To be done »
Every line below should be copied exactly; drop the pictures.

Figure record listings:
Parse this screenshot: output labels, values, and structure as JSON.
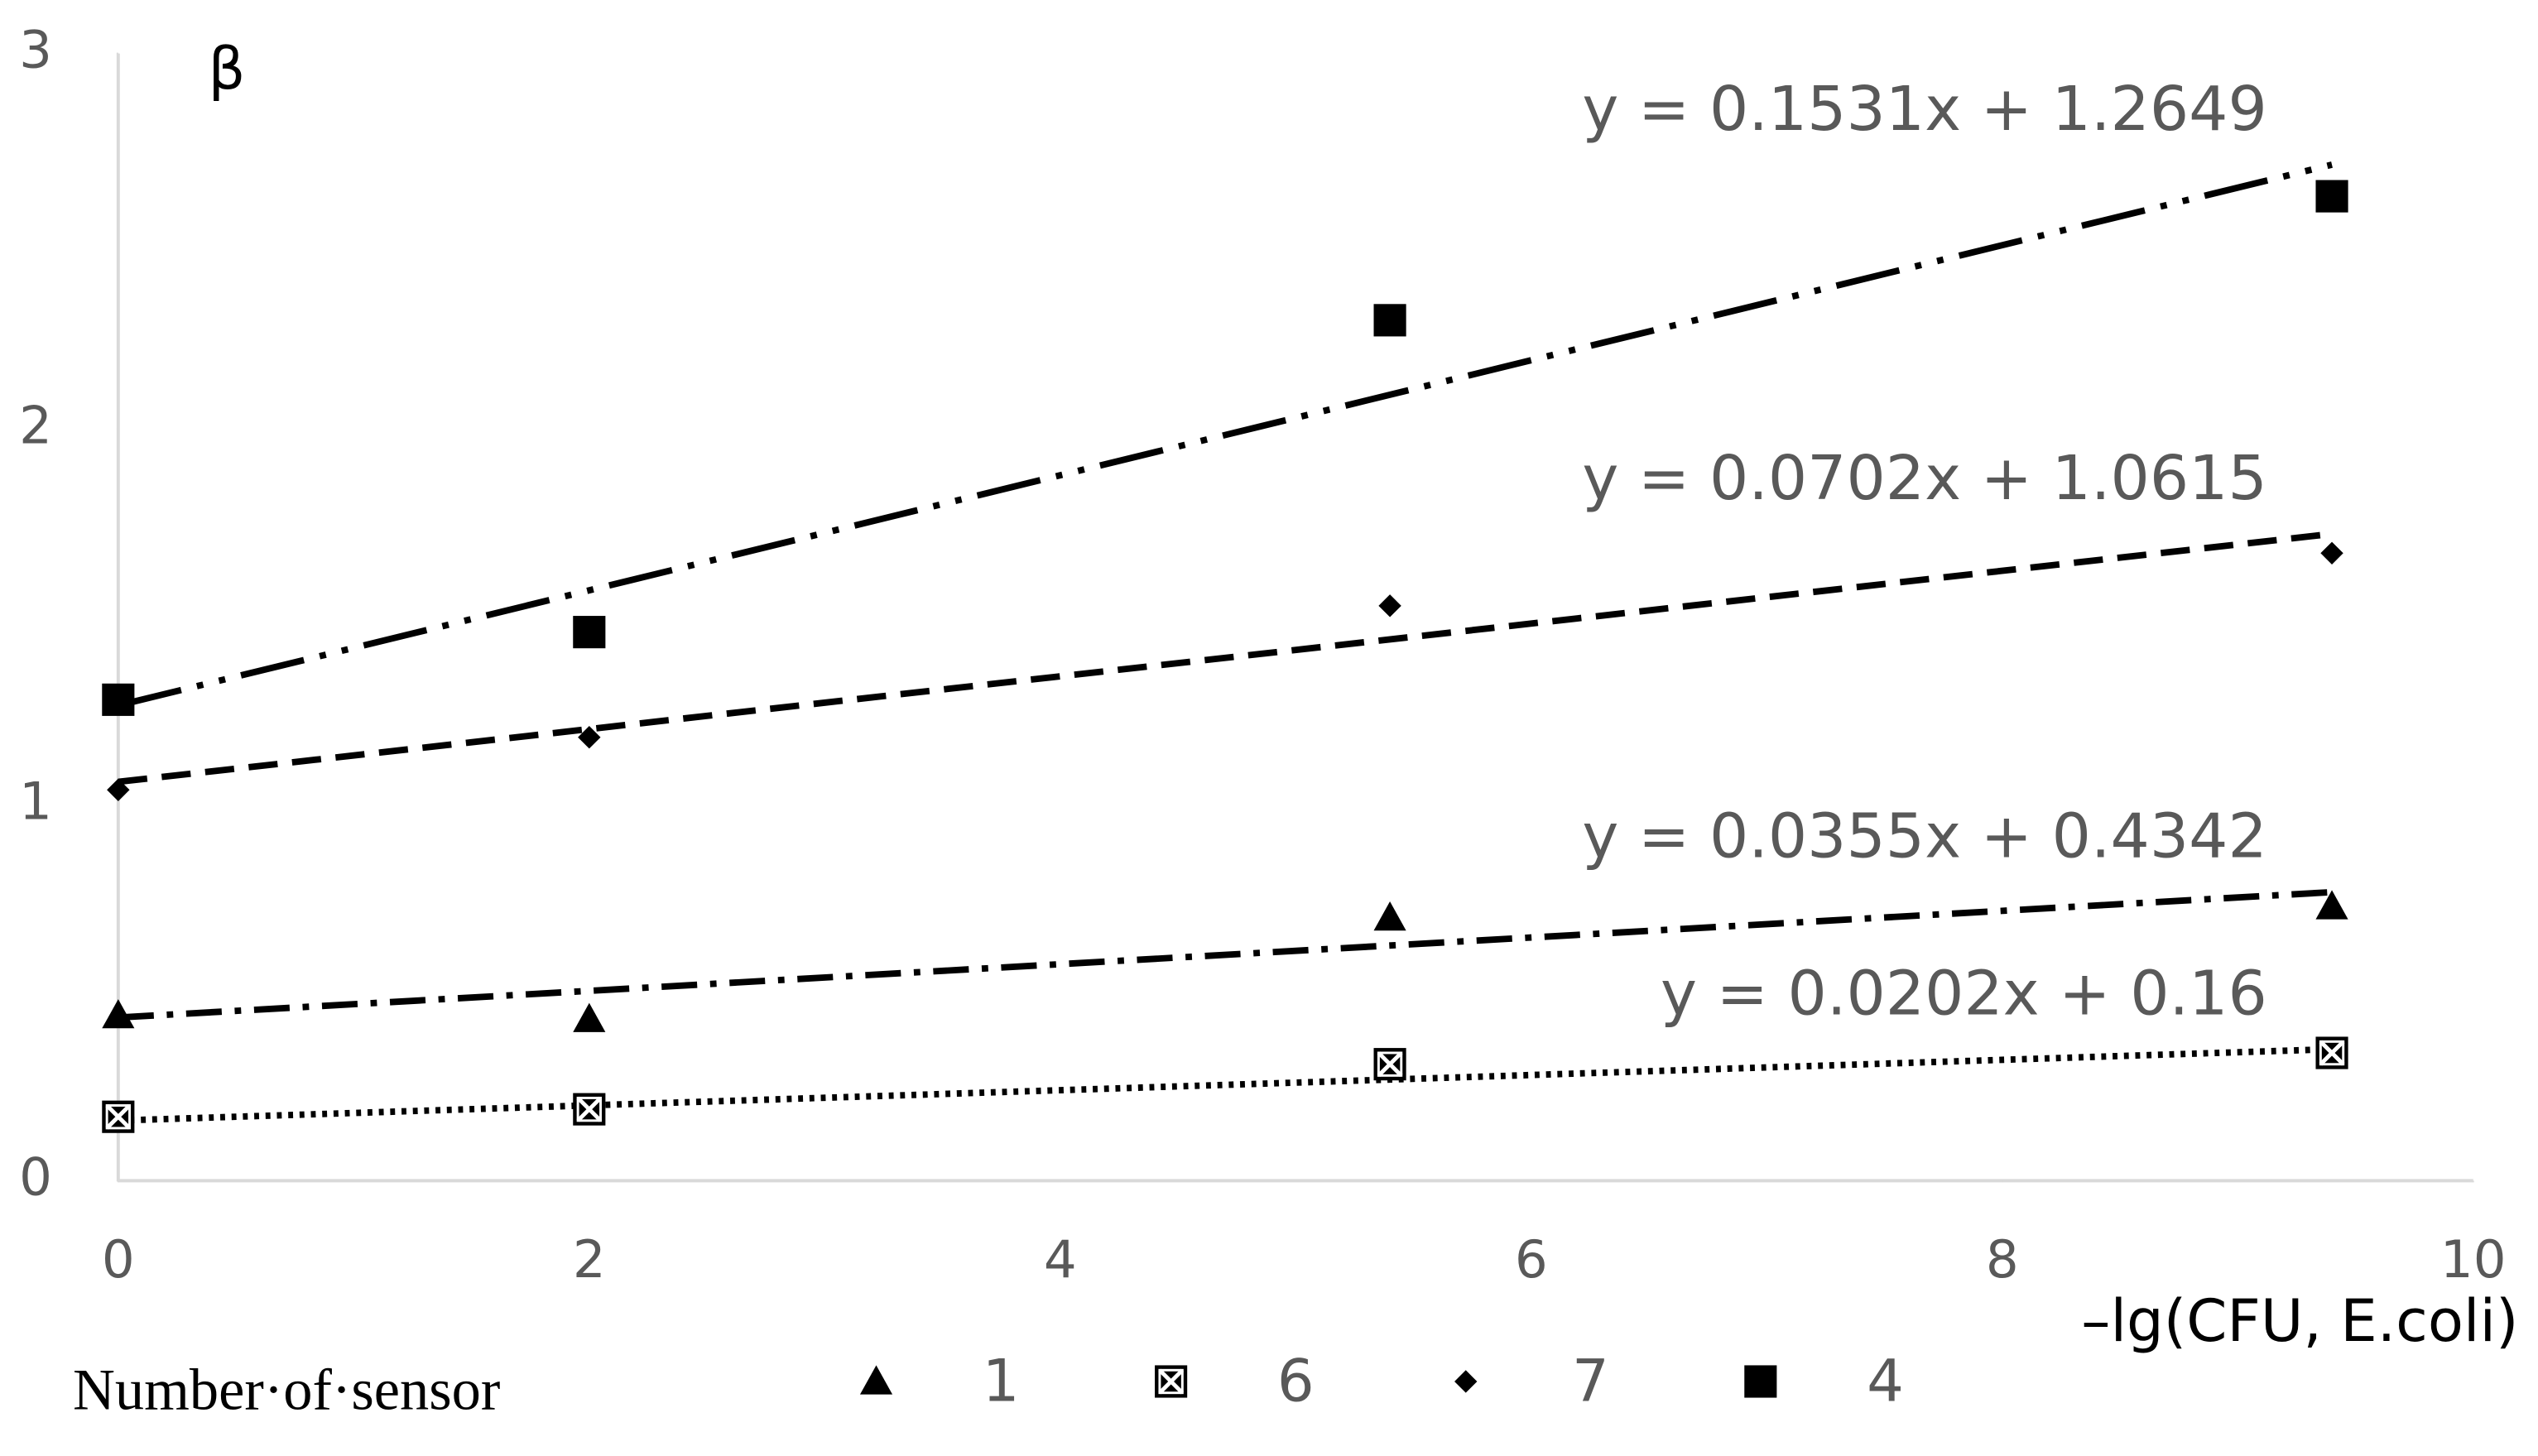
{
  "chart_data": {
    "type": "scatter",
    "x_label": "–lg(CFU, E.coli)",
    "y_label": "β",
    "x": [
      0,
      2,
      5.4,
      9.4
    ],
    "xlim": [
      0,
      10
    ],
    "xticks": [
      0,
      2,
      4,
      6,
      8,
      10
    ],
    "ylim": [
      0,
      3
    ],
    "yticks": [
      0,
      1,
      2,
      3
    ],
    "grid": false,
    "legend_title": "Number·of·sensor",
    "legend": "bottom",
    "series": [
      {
        "name": "1",
        "color": "#000000",
        "marker": "triangle",
        "values": [
          0.44,
          0.43,
          0.7,
          0.73
        ],
        "trendline": {
          "slope": 0.0355,
          "intercept": 0.4342,
          "label": "y = 0.0355x + 0.4342",
          "style": "dash-dot"
        }
      },
      {
        "name": "6",
        "color": "#000000",
        "marker": "box-x",
        "values": [
          0.17,
          0.19,
          0.31,
          0.34
        ],
        "trendline": {
          "slope": 0.0202,
          "intercept": 0.16,
          "label": "y = 0.0202x + 0.16",
          "style": "dot"
        }
      },
      {
        "name": "7",
        "color": "#000000",
        "marker": "diamond",
        "values": [
          1.04,
          1.18,
          1.53,
          1.67
        ],
        "trendline": {
          "slope": 0.0702,
          "intercept": 1.0615,
          "label": "y = 0.0702x + 1.0615",
          "style": "dash"
        }
      },
      {
        "name": "4",
        "color": "#000000",
        "marker": "square",
        "values": [
          1.28,
          1.46,
          2.29,
          2.62
        ],
        "trendline": {
          "slope": 0.1531,
          "intercept": 1.2649,
          "label": "y = 0.1531x + 1.2649",
          "style": "long-dash-dot-dot"
        }
      }
    ]
  }
}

Solution »
Parse this screenshot: output labels, values, and structure as JSON.
{
  "chart_data": {
    "type": "scatter",
    "x_label": "–lg(CFU, E.coli)",
    "y_label": "β",
    "x": [
      0,
      2,
      5.4,
      9.4
    ],
    "xlim": [
      0,
      10
    ],
    "xticks": [
      0,
      2,
      4,
      6,
      8,
      10
    ],
    "ylim": [
      0,
      3
    ],
    "yticks": [
      0,
      1,
      2,
      3
    ],
    "grid": false,
    "legend_title": "Number·of·sensor",
    "legend": "bottom",
    "series": [
      {
        "name": "1",
        "color": "#000000",
        "marker": "triangle",
        "values": [
          0.44,
          0.43,
          0.7,
          0.73
        ],
        "trendline": {
          "slope": 0.0355,
          "intercept": 0.4342,
          "label": "y = 0.0355x + 0.4342",
          "style": "dash-dot"
        }
      },
      {
        "name": "6",
        "color": "#000000",
        "marker": "box-x",
        "values": [
          0.17,
          0.19,
          0.31,
          0.34
        ],
        "trendline": {
          "slope": 0.0202,
          "intercept": 0.16,
          "label": "y = 0.0202x + 0.16",
          "style": "dot"
        }
      },
      {
        "name": "7",
        "color": "#000000",
        "marker": "diamond",
        "values": [
          1.04,
          1.18,
          1.53,
          1.67
        ],
        "trendline": {
          "slope": 0.0702,
          "intercept": 1.0615,
          "label": "y = 0.0702x + 1.0615",
          "style": "dash"
        }
      },
      {
        "name": "4",
        "color": "#000000",
        "marker": "square",
        "values": [
          1.28,
          1.46,
          2.29,
          2.62
        ],
        "trendline": {
          "slope": 0.1531,
          "intercept": 1.2649,
          "label": "y = 0.1531x + 1.2649",
          "style": "long-dash-dot-dot"
        }
      }
    ]
  }
}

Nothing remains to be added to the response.